Stored data:
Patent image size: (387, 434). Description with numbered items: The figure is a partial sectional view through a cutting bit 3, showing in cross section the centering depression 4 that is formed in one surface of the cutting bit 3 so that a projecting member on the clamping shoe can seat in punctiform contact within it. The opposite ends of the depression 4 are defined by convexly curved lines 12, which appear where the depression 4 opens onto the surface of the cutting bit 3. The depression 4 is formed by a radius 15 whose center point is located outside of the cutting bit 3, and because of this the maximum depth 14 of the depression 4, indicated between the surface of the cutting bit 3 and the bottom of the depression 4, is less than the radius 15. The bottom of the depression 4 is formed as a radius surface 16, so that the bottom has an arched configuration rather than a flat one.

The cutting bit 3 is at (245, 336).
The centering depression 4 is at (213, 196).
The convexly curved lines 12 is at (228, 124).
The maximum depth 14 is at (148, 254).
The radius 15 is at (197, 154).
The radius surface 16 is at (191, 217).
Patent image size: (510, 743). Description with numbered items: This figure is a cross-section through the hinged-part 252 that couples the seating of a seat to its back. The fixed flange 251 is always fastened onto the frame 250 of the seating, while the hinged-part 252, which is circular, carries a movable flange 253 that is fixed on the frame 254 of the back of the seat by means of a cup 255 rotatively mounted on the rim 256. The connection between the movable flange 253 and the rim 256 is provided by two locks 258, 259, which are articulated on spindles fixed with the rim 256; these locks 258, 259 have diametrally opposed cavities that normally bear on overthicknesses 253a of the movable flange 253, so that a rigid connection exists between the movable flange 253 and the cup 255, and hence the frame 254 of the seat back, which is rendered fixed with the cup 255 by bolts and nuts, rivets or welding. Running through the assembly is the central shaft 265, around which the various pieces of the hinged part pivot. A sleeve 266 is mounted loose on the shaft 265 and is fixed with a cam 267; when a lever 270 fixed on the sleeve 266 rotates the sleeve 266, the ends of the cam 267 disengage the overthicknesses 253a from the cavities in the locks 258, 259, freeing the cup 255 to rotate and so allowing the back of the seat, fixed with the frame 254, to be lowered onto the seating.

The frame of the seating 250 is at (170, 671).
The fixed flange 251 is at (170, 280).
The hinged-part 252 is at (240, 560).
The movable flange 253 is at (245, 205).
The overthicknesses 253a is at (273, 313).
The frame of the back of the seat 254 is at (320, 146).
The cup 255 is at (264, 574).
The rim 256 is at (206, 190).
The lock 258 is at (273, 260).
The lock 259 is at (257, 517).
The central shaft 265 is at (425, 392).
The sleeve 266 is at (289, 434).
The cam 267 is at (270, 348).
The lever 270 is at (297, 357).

Do this: Rewrite all of the data above with "Description with numbered items" swapped for "Description with labeled items" and everything else left unchanged.

Solution for this problem:
Patent image size: (387, 434). Description with labeled items: The figure is a partial sectional view through a cutting bit 3, showing in cross section the centering depression 4 that is formed in one surface of the cutting bit 3 so that a projecting member on the clamping shoe can seat in punctiform contact within it. The opposite ends of the depression 4 are defined by convexly curved lines 12, which appear where the depression 4 opens onto the surface of the cutting bit 3. The depression 4 is formed by a radius 15 whose center point is located outside of the cutting bit 3, and because of this the maximum depth 14 of the depression 4, indicated between the surface of the cutting bit 3 and the bottom of the depression 4, is less than the radius 15. The bottom of the depression 4 is formed as a radius surface 16, so that the bottom has an arched configuration rather than a flat one.

The cutting bit 3 is at (245, 336).
The centering depression 4 is at (213, 196).
The convexly curved lines 12 is at (228, 124).
The maximum depth 14 is at (148, 254).
The radius 15 is at (197, 154).
The radius surface 16 is at (191, 217).
Patent image size: (510, 743). Description with labeled items: This figure is a cross-section through the hinged-part 252 that couples the seating of a seat to its back. The fixed flange 251 is always fastened onto the frame 250 of the seating, while the hinged-part 252, which is circular, carries a movable flange 253 that is fixed on the frame 254 of the back of the seat by means of a cup 255 rotatively mounted on the rim 256. The connection between the movable flange 253 and the rim 256 is provided by two locks 258, 259, which are articulated on spindles fixed with the rim 256; these locks 258, 259 have diametrally opposed cavities that normally bear on overthicknesses 253a of the movable flange 253, so that a rigid connection exists between the movable flange 253 and the cup 255, and hence the frame 254 of the seat back, which is rendered fixed with the cup 255 by bolts and nuts, rivets or welding. Running through the assembly is the central shaft 265, around which the various pieces of the hinged part pivot. A sleeve 266 is mounted loose on the shaft 265 and is fixed with a cam 267; when a lever 270 fixed on the sleeve 266 rotates the sleeve 266, the ends of the cam 267 disengage the overthicknesses 253a from the cavities in the locks 258, 259, freeing the cup 255 to rotate and so allowing the back of the seat, fixed with the frame 254, to be lowered onto the seating.

The frame of the seating 250 is at (170, 671).
The fixed flange 251 is at (170, 280).
The hinged-part 252 is at (240, 560).
The movable flange 253 is at (245, 205).
The overthicknesses 253a is at (273, 313).
The frame of the back of the seat 254 is at (320, 146).
The cup 255 is at (264, 574).
The rim 256 is at (206, 190).
The lock 258 is at (273, 260).
The lock 259 is at (257, 517).
The central shaft 265 is at (425, 392).
The sleeve 266 is at (289, 434).
The cam 267 is at (270, 348).
The lever 270 is at (297, 357).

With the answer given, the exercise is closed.